Items from a data source
-- Begin --
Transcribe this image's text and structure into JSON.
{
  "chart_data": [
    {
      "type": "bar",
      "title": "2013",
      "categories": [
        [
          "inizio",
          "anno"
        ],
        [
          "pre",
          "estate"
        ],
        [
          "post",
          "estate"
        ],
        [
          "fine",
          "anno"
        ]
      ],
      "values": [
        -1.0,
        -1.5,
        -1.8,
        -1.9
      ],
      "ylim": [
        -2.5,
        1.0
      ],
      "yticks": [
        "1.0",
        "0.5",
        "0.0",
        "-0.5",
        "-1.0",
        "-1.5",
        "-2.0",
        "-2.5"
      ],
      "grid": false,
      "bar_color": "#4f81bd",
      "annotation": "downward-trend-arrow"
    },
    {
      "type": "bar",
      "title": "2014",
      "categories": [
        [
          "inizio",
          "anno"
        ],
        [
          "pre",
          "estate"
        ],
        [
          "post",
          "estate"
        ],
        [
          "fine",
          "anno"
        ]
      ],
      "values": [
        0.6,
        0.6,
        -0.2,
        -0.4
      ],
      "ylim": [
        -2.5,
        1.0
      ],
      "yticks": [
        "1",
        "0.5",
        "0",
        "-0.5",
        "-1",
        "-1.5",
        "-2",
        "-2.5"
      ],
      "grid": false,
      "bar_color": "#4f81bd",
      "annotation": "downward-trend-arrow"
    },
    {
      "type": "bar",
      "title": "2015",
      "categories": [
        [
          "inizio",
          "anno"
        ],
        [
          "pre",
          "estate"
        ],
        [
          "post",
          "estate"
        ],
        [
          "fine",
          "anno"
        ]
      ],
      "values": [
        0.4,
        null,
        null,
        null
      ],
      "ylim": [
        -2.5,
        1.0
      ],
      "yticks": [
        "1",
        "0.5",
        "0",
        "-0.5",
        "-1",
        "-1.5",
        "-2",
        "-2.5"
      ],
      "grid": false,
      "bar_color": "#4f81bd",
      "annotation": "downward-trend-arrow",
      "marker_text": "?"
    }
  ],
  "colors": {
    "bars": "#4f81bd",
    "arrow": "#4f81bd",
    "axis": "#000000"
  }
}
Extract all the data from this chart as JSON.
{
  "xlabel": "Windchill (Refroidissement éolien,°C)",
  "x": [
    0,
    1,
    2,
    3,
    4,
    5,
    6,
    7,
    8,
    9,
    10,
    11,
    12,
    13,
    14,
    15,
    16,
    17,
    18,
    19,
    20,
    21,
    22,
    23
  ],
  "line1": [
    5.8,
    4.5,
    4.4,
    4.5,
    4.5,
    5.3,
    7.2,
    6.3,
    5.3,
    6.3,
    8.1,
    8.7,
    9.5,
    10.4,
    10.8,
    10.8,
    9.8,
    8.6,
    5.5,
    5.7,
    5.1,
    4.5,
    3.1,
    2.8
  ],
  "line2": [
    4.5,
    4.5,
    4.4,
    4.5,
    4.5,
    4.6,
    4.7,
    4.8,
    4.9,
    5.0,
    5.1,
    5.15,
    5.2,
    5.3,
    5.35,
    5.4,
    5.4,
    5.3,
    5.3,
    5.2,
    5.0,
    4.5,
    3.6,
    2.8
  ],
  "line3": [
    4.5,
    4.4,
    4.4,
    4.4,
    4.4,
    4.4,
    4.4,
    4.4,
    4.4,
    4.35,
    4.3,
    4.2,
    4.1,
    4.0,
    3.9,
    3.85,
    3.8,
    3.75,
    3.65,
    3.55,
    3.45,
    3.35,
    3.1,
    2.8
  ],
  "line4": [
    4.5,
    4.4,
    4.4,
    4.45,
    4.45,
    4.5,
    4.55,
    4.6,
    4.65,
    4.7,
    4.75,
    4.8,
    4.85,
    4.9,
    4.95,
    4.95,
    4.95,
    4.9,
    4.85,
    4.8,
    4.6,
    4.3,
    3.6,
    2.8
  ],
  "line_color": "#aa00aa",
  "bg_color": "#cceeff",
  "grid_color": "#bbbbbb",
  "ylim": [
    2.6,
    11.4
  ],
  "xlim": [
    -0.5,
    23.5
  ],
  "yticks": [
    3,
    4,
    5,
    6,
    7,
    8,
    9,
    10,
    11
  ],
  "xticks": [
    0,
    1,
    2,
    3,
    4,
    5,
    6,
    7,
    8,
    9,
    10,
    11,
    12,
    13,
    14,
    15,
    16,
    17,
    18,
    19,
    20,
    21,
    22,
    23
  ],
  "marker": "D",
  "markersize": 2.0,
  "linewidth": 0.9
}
-- End --
Copy all the lines, exactly.

Transcribe this image's text and structure into JSON.
{
  "chart_data": [
    {
      "type": "bar",
      "title": "2013",
      "categories": [
        [
          "inizio",
          "anno"
        ],
        [
          "pre",
          "estate"
        ],
        [
          "post",
          "estate"
        ],
        [
          "fine",
          "anno"
        ]
      ],
      "values": [
        -1.0,
        -1.5,
        -1.8,
        -1.9
      ],
      "ylim": [
        -2.5,
        1.0
      ],
      "yticks": [
        "1.0",
        "0.5",
        "0.0",
        "-0.5",
        "-1.0",
        "-1.5",
        "-2.0",
        "-2.5"
      ],
      "grid": false,
      "bar_color": "#4f81bd",
      "annotation": "downward-trend-arrow"
    },
    {
      "type": "bar",
      "title": "2014",
      "categories": [
        [
          "inizio",
          "anno"
        ],
        [
          "pre",
          "estate"
        ],
        [
          "post",
          "estate"
        ],
        [
          "fine",
          "anno"
        ]
      ],
      "values": [
        0.6,
        0.6,
        -0.2,
        -0.4
      ],
      "ylim": [
        -2.5,
        1.0
      ],
      "yticks": [
        "1",
        "0.5",
        "0",
        "-0.5",
        "-1",
        "-1.5",
        "-2",
        "-2.5"
      ],
      "grid": false,
      "bar_color": "#4f81bd",
      "annotation": "downward-trend-arrow"
    },
    {
      "type": "bar",
      "title": "2015",
      "categories": [
        [
          "inizio",
          "anno"
        ],
        [
          "pre",
          "estate"
        ],
        [
          "post",
          "estate"
        ],
        [
          "fine",
          "anno"
        ]
      ],
      "values": [
        0.4,
        null,
        null,
        null
      ],
      "ylim": [
        -2.5,
        1.0
      ],
      "yticks": [
        "1",
        "0.5",
        "0",
        "-0.5",
        "-1",
        "-1.5",
        "-2",
        "-2.5"
      ],
      "grid": false,
      "bar_color": "#4f81bd",
      "annotation": "downward-trend-arrow",
      "marker_text": "?"
    }
  ],
  "colors": {
    "bars": "#4f81bd",
    "arrow": "#4f81bd",
    "axis": "#000000"
  }
}
Extract all the data from this chart as JSON.
{
  "xlabel": "Windchill (Refroidissement éolien,°C)",
  "x": [
    0,
    1,
    2,
    3,
    4,
    5,
    6,
    7,
    8,
    9,
    10,
    11,
    12,
    13,
    14,
    15,
    16,
    17,
    18,
    19,
    20,
    21,
    22,
    23
  ],
  "line1": [
    5.8,
    4.5,
    4.4,
    4.5,
    4.5,
    5.3,
    7.2,
    6.3,
    5.3,
    6.3,
    8.1,
    8.7,
    9.5,
    10.4,
    10.8,
    10.8,
    9.8,
    8.6,
    5.5,
    5.7,
    5.1,
    4.5,
    3.1,
    2.8
  ],
  "line2": [
    4.5,
    4.5,
    4.4,
    4.5,
    4.5,
    4.6,
    4.7,
    4.8,
    4.9,
    5.0,
    5.1,
    5.15,
    5.2,
    5.3,
    5.35,
    5.4,
    5.4,
    5.3,
    5.3,
    5.2,
    5.0,
    4.5,
    3.6,
    2.8
  ],
  "line3": [
    4.5,
    4.4,
    4.4,
    4.4,
    4.4,
    4.4,
    4.4,
    4.4,
    4.4,
    4.35,
    4.3,
    4.2,
    4.1,
    4.0,
    3.9,
    3.85,
    3.8,
    3.75,
    3.65,
    3.55,
    3.45,
    3.35,
    3.1,
    2.8
  ],
  "line4": [
    4.5,
    4.4,
    4.4,
    4.45,
    4.45,
    4.5,
    4.55,
    4.6,
    4.65,
    4.7,
    4.75,
    4.8,
    4.85,
    4.9,
    4.95,
    4.95,
    4.95,
    4.9,
    4.85,
    4.8,
    4.6,
    4.3,
    3.6,
    2.8
  ],
  "line_color": "#aa00aa",
  "bg_color": "#cceeff",
  "grid_color": "#bbbbbb",
  "ylim": [
    2.6,
    11.4
  ],
  "xlim": [
    -0.5,
    23.5
  ],
  "yticks": [
    3,
    4,
    5,
    6,
    7,
    8,
    9,
    10,
    11
  ],
  "xticks": [
    0,
    1,
    2,
    3,
    4,
    5,
    6,
    7,
    8,
    9,
    10,
    11,
    12,
    13,
    14,
    15,
    16,
    17,
    18,
    19,
    20,
    21,
    22,
    23
  ],
  "marker": "D",
  "markersize": 2.0,
  "linewidth": 0.9
}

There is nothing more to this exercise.